** TASK PROMPT **
Could you copy out all of the data below, line for line and without changing anything?
------------------------------------
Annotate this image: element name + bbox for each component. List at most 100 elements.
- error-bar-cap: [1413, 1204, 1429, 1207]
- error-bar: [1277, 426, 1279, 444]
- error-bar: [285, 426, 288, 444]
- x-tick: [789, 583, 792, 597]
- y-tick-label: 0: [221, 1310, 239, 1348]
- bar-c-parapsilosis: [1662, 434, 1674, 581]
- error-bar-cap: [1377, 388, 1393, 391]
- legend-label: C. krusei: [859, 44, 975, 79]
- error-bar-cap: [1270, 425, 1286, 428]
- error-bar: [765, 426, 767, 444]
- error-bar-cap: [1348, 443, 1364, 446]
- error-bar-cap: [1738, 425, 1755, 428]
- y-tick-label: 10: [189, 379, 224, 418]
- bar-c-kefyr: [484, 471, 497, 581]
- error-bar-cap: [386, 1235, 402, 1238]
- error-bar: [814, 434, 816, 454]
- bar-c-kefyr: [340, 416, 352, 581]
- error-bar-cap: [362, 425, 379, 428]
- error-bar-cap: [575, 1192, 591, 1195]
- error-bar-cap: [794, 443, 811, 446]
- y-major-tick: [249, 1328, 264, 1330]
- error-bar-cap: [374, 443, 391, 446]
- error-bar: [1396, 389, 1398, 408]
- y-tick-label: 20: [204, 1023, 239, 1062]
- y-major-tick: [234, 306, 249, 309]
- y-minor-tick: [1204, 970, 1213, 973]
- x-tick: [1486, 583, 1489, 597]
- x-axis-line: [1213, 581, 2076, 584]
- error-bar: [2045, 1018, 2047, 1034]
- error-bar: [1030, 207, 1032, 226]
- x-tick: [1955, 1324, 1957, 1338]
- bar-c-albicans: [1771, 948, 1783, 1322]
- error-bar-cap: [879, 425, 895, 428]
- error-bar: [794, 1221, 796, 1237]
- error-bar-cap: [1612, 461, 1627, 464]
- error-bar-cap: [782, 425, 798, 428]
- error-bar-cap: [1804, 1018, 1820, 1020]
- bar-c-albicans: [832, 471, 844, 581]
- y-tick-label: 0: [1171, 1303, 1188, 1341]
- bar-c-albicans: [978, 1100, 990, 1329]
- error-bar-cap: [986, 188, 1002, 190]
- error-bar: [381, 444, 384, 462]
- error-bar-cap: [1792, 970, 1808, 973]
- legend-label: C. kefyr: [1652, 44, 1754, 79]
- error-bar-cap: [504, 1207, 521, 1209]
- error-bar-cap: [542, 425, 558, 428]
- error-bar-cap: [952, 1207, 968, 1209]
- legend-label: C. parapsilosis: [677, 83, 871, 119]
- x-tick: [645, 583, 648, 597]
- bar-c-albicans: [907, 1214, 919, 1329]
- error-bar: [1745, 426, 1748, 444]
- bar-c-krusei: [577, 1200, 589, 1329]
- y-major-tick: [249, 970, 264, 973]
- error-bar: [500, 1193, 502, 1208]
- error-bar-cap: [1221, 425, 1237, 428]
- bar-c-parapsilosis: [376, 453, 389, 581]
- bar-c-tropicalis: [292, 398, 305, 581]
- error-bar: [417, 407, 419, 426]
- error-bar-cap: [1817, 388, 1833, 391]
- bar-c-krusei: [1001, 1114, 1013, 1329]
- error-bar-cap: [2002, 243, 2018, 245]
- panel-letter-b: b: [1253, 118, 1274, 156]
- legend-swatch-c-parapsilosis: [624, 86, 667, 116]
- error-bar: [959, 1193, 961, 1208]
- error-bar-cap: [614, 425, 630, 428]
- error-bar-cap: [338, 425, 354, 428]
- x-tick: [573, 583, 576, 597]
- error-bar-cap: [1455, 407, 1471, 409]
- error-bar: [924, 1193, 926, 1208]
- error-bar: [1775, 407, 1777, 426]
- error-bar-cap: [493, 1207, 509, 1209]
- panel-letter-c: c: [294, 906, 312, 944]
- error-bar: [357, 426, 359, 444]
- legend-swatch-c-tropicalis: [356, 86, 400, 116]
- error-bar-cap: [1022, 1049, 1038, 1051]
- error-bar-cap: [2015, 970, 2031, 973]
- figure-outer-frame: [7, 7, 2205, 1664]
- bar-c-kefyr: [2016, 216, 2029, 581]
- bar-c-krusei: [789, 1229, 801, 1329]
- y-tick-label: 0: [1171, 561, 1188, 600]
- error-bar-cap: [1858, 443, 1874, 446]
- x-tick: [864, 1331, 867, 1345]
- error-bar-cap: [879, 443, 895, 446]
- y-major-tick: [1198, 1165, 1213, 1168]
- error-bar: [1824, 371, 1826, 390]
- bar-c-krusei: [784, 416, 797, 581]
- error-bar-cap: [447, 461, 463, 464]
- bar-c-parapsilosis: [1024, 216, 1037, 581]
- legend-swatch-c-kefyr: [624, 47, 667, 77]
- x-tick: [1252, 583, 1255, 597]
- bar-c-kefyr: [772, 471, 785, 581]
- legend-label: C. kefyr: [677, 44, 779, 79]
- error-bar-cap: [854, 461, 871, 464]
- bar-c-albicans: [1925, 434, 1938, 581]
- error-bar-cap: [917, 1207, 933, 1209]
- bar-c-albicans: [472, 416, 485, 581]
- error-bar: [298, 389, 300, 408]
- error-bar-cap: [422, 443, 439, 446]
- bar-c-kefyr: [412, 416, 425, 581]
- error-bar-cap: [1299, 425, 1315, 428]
------------------------------------
** RESULT BELOW **
Annotate this image: element name + bbox for each component. List at most 100 elements.
- error-bar-cap: [1413, 1204, 1429, 1207]
- error-bar: [1277, 426, 1279, 444]
- error-bar: [285, 426, 288, 444]
- x-tick: [789, 583, 792, 597]
- y-tick-label: 0: [221, 1310, 239, 1348]
- bar-c-parapsilosis: [1662, 434, 1674, 581]
- error-bar-cap: [1377, 388, 1393, 391]
- legend-label: C. krusei: [859, 44, 975, 79]
- error-bar-cap: [1270, 425, 1286, 428]
- error-bar: [765, 426, 767, 444]
- error-bar-cap: [1348, 443, 1364, 446]
- error-bar-cap: [1738, 425, 1755, 428]
- y-tick-label: 10: [189, 379, 224, 418]
- bar-c-kefyr: [484, 471, 497, 581]
- error-bar-cap: [386, 1235, 402, 1238]
- error-bar: [814, 434, 816, 454]
- bar-c-kefyr: [340, 416, 352, 581]
- error-bar-cap: [362, 425, 379, 428]
- error-bar-cap: [575, 1192, 591, 1195]
- error-bar-cap: [794, 443, 811, 446]
- y-major-tick: [249, 1328, 264, 1330]
- error-bar-cap: [374, 443, 391, 446]
- error-bar: [1396, 389, 1398, 408]
- y-tick-label: 20: [204, 1023, 239, 1062]
- y-major-tick: [234, 306, 249, 309]
- y-minor-tick: [1204, 970, 1213, 973]
- x-tick: [1486, 583, 1489, 597]
- x-axis-line: [1213, 581, 2076, 584]
- error-bar: [2045, 1018, 2047, 1034]
- error-bar: [1030, 207, 1032, 226]
- x-tick: [1955, 1324, 1957, 1338]
- bar-c-albicans: [1771, 948, 1783, 1322]
- error-bar-cap: [879, 425, 895, 428]
- error-bar: [794, 1221, 796, 1237]
- error-bar-cap: [1612, 461, 1627, 464]
- error-bar-cap: [782, 425, 798, 428]
- error-bar-cap: [1804, 1018, 1820, 1020]
- bar-c-albicans: [832, 471, 844, 581]
- y-tick-label: 0: [1171, 1303, 1188, 1341]
- bar-c-albicans: [978, 1100, 990, 1329]
- error-bar-cap: [986, 188, 1002, 190]
- error-bar: [381, 444, 384, 462]
- error-bar-cap: [1792, 970, 1808, 973]
- legend-label: C. kefyr: [1652, 44, 1754, 79]
- error-bar-cap: [504, 1207, 521, 1209]
- error-bar-cap: [542, 425, 558, 428]
- error-bar-cap: [952, 1207, 968, 1209]
- legend-label: C. parapsilosis: [677, 83, 871, 119]
- x-tick: [645, 583, 648, 597]
- bar-c-albicans: [907, 1214, 919, 1329]
- error-bar: [1745, 426, 1748, 444]
- bar-c-krusei: [577, 1200, 589, 1329]
- y-major-tick: [249, 970, 264, 973]
- error-bar: [500, 1193, 502, 1208]
- error-bar-cap: [1221, 425, 1237, 428]
- bar-c-parapsilosis: [376, 453, 389, 581]
- bar-c-tropicalis: [292, 398, 305, 581]
- error-bar: [417, 407, 419, 426]
- error-bar-cap: [1817, 388, 1833, 391]
- bar-c-krusei: [1001, 1114, 1013, 1329]
- error-bar-cap: [2002, 243, 2018, 245]
- panel-letter-b: b: [1253, 118, 1274, 156]
- legend-swatch-c-parapsilosis: [624, 86, 667, 116]
- error-bar: [959, 1193, 961, 1208]
- error-bar-cap: [614, 425, 630, 428]
- error-bar-cap: [338, 425, 354, 428]
- x-tick: [573, 583, 576, 597]
- error-bar-cap: [1455, 407, 1471, 409]
- error-bar: [924, 1193, 926, 1208]
- error-bar: [1775, 407, 1777, 426]
- error-bar-cap: [493, 1207, 509, 1209]
- panel-letter-c: c: [294, 906, 312, 944]
- error-bar: [357, 426, 359, 444]
- legend-swatch-c-tropicalis: [356, 86, 400, 116]
- error-bar-cap: [1022, 1049, 1038, 1051]
- error-bar-cap: [2015, 970, 2031, 973]
- figure-outer-frame: [7, 7, 2205, 1664]
- bar-c-kefyr: [2016, 216, 2029, 581]
- bar-c-krusei: [789, 1229, 801, 1329]
- y-tick-label: 0: [1171, 561, 1188, 600]
- error-bar-cap: [1858, 443, 1874, 446]
- x-tick: [864, 1331, 867, 1345]
- error-bar-cap: [879, 443, 895, 446]
- y-major-tick: [1198, 1165, 1213, 1168]
- error-bar: [1824, 371, 1826, 390]
- bar-c-krusei: [784, 416, 797, 581]
- error-bar-cap: [447, 461, 463, 464]
- bar-c-parapsilosis: [1024, 216, 1037, 581]
- legend-swatch-c-kefyr: [624, 47, 667, 77]
- x-tick: [1252, 583, 1255, 597]
- bar-c-kefyr: [772, 471, 785, 581]
- legend-label: C. kefyr: [677, 44, 779, 79]
- error-bar-cap: [854, 461, 871, 464]
- bar-c-albicans: [1925, 434, 1938, 581]
- error-bar-cap: [917, 1207, 933, 1209]
- bar-c-albicans: [472, 416, 485, 581]
- error-bar: [298, 389, 300, 408]
- error-bar-cap: [422, 443, 439, 446]
- bar-c-kefyr: [412, 416, 425, 581]
- error-bar-cap: [1299, 425, 1315, 428]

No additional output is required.